**PROBLEM TO WORK ON:** Quote the records that follow in full and exactly; leave out the pictures.

**ENTRIES SHOWN:**
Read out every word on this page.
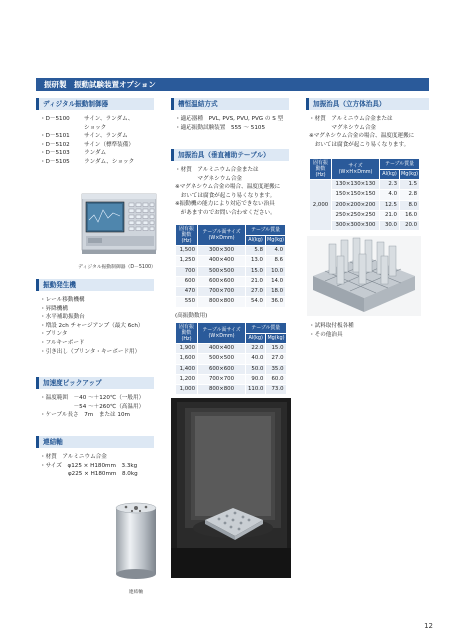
振研製　振動試験装置オプション
ディジタル振動制御器
・D－5100	サイン、ランダム、
ショック
・D－5101	サイン、ランダム
・D－5102	サイン（標準装備）
・D－5103	ランダム
・D－5105	ランダム、ショック
ディジタル振動制御器（D－5100）
振動発生機
・レール移動機構
・昇降機構
・水平補助振動台
・増設 2ch チャージアンプ（最大 6ch）
・プリンタ
・フルキーボード
・引き出し（プリンタ・キーボード用）
加速度ピックアップ
・温度範囲　－40 ～＋120℃（一般用）
　　　　　　－54 ～＋260℃（高温用）
・ケーブル長さ　7m　または 10m
連結軸
・材質　アルミニウム合金
・サイズ　φ125 × H180mm　3.3kg
　　　　　φ225 × H180mm　8.0kg
連結軸
槽恒温結方式
・適応器種　PVL, PVS, PVU, PVG の S 型
・適応振動試験装置　555 ～ 5105
加振治具（垂直補助テーブル）
・材質　アルミニウム合金または
　　　　マグネシウム合金
※マグネシウム合金の場合、温度度運搬に
　おいては腐食が起こり易くなります。
※振動機の能力により対応できない治具
　があますのでお問い合わせください。
固有振動数(Hz)	テーブル面サイズ(W×Dmm)	テーブル質量	
		Al(kg)	Mg(kg)
1,500	300×300	5.8	4.0
1,250	400×400	13.0	8.6
700	500×500	15.0	10.0
600	600×600	21.0	14.0
470	700×700	27.0	18.0
550	800×800	54.0	36.0
(高振動数用)
固有振動数(Hz)	テーブル面サイズ(W×Dmm)	テーブル質量	
		Al(kg)	Mg(kg)
1,900	400×400	22.0	15.0
1,600	500×500	40.0	27.0
1,400	600×600	50.0	35.0
1,200	700×700	90.0	60.0
1,000	800×800	110.0	73.0
加振治具（立方体治具）
・材質　アルミニウム合金または
　　　　マグネシウム合金
※マグネシウム合金の場合、温度度運搬に
　おいては腐食が起こり易くなります。
固有振動数(Hz)	サイズ(W×H×Dmm)	テーブル質量	
		Al(kg)	Mg(kg)
2,000	130×130×130	2.3	1.5
	150×150×150	4.0	2.8
	200×200×200	12.5	8.0
	250×250×250	21.0	16.0
	300×300×300	30.0	20.0
・試料取付板各種
・その他治具
12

**ANSWER:**
Read out every word on this page.
振研製　振動試験装置オプション
ディジタル振動制御器
・D－5100	サイン、ランダム、
ショック
・D－5101	サイン、ランダム
・D－5102	サイン（標準装備）
・D－5103	ランダム
・D－5105	ランダム、ショック
ディジタル振動制御器（D－5100）
振動発生機
・レール移動機構
・昇降機構
・水平補助振動台
・増設 2ch チャージアンプ（最大 6ch）
・プリンタ
・フルキーボード
・引き出し（プリンタ・キーボード用）
加速度ピックアップ
・温度範囲　－40 ～＋120℃（一般用）
　　　　　　－54 ～＋260℃（高温用）
・ケーブル長さ　7m　または 10m
連結軸
・材質　アルミニウム合金
・サイズ　φ125 × H180mm　3.3kg
　　　　　φ225 × H180mm　8.0kg
連結軸
槽恒温結方式
・適応器種　PVL, PVS, PVU, PVG の S 型
・適応振動試験装置　555 ～ 5105
加振治具（垂直補助テーブル）
・材質　アルミニウム合金または
　　　　マグネシウム合金
※マグネシウム合金の場合、温度度運搬に
　おいては腐食が起こり易くなります。
※振動機の能力により対応できない治具
　があますのでお問い合わせください。
固有振動数(Hz)	テーブル面サイズ(W×Dmm)	テーブル質量	
		Al(kg)	Mg(kg)
1,500	300×300	5.8	4.0
1,250	400×400	13.0	8.6
700	500×500	15.0	10.0
600	600×600	21.0	14.0
470	700×700	27.0	18.0
550	800×800	54.0	36.0
(高振動数用)
固有振動数(Hz)	テーブル面サイズ(W×Dmm)	テーブル質量	
		Al(kg)	Mg(kg)
1,900	400×400	22.0	15.0
1,600	500×500	40.0	27.0
1,400	600×600	50.0	35.0
1,200	700×700	90.0	60.0
1,000	800×800	110.0	73.0
加振治具（立方体治具）
・材質　アルミニウム合金または
　　　　マグネシウム合金
※マグネシウム合金の場合、温度度運搬に
　おいては腐食が起こり易くなります。
固有振動数(Hz)	サイズ(W×H×Dmm)	テーブル質量	
		Al(kg)	Mg(kg)
2,000	130×130×130	2.3	1.5
	150×150×150	4.0	2.8
	200×200×200	12.5	8.0
	250×250×250	21.0	16.0
	300×300×300	30.0	20.0
・試料取付板各種
・その他治具
12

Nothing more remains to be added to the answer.